start

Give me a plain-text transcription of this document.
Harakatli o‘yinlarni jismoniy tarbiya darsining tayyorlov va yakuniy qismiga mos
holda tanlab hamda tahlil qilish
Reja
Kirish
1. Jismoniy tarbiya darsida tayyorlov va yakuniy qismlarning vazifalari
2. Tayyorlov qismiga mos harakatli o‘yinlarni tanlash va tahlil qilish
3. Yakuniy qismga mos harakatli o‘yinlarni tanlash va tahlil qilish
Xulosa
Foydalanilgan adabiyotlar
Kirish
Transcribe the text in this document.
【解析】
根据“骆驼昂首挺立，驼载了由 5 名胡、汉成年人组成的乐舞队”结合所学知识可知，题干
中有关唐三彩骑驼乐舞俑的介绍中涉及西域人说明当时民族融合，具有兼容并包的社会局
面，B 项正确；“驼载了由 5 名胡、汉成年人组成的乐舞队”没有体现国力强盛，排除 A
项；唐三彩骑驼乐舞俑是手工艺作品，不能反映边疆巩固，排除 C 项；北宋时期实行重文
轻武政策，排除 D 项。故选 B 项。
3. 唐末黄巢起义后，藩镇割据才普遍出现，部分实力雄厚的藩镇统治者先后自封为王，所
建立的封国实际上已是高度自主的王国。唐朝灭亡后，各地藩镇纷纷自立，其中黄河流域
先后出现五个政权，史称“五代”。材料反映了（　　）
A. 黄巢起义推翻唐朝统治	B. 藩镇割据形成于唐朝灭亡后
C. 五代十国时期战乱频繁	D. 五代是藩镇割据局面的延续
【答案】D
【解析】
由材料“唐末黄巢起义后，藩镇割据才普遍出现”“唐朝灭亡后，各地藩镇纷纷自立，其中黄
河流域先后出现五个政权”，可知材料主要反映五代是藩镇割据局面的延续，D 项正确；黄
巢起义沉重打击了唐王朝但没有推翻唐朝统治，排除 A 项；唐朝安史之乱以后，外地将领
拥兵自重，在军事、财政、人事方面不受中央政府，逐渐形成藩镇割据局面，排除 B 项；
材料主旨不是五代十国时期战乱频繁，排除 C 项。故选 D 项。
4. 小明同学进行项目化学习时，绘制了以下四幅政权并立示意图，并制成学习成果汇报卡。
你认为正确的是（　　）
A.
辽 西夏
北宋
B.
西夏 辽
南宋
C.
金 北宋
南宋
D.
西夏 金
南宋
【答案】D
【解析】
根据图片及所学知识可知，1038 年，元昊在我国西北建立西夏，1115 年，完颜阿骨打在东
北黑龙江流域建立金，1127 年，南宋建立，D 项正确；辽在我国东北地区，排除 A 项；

end

_Instructions to follow_
The entries above should be repeated exactly, every one of them.

_Task solution_
Give me a plain-text transcription of this document.
Harakatli o‘yinlarni jismoniy tarbiya darsining tayyorlov va yakuniy qismiga mos
holda tanlab hamda tahlil qilish
Reja
Kirish
1. Jismoniy tarbiya darsida tayyorlov va yakuniy qismlarning vazifalari
2. Tayyorlov qismiga mos harakatli o‘yinlarni tanlash va tahlil qilish
3. Yakuniy qismga mos harakatli o‘yinlarni tanlash va tahlil qilish
Xulosa
Foydalanilgan adabiyotlar
Kirish
Transcribe the text in this document.
【解析】
根据“骆驼昂首挺立，驼载了由 5 名胡、汉成年人组成的乐舞队”结合所学知识可知，题干
中有关唐三彩骑驼乐舞俑的介绍中涉及西域人说明当时民族融合，具有兼容并包的社会局
面，B 项正确；“驼载了由 5 名胡、汉成年人组成的乐舞队”没有体现国力强盛，排除 A
项；唐三彩骑驼乐舞俑是手工艺作品，不能反映边疆巩固，排除 C 项；北宋时期实行重文
轻武政策，排除 D 项。故选 B 项。
3. 唐末黄巢起义后，藩镇割据才普遍出现，部分实力雄厚的藩镇统治者先后自封为王，所
建立的封国实际上已是高度自主的王国。唐朝灭亡后，各地藩镇纷纷自立，其中黄河流域
先后出现五个政权，史称“五代”。材料反映了（　　）
A. 黄巢起义推翻唐朝统治	B. 藩镇割据形成于唐朝灭亡后
C. 五代十国时期战乱频繁	D. 五代是藩镇割据局面的延续
【答案】D
【解析】
由材料“唐末黄巢起义后，藩镇割据才普遍出现”“唐朝灭亡后，各地藩镇纷纷自立，其中黄
河流域先后出现五个政权”，可知材料主要反映五代是藩镇割据局面的延续，D 项正确；黄
巢起义沉重打击了唐王朝但没有推翻唐朝统治，排除 A 项；唐朝安史之乱以后，外地将领
拥兵自重，在军事、财政、人事方面不受中央政府，逐渐形成藩镇割据局面，排除 B 项；
材料主旨不是五代十国时期战乱频繁，排除 C 项。故选 D 项。
4. 小明同学进行项目化学习时，绘制了以下四幅政权并立示意图，并制成学习成果汇报卡。
你认为正确的是（　　）
A.
辽 西夏
北宋
B.
西夏 辽
南宋
C.
金 北宋
南宋
D.
西夏 金
南宋
【答案】D
【解析】
根据图片及所学知识可知，1038 年，元昊在我国西北建立西夏，1115 年，完颜阿骨打在东
北黑龙江流域建立金，1127 年，南宋建立，D 项正确；辽在我国东北地区，排除 A 项；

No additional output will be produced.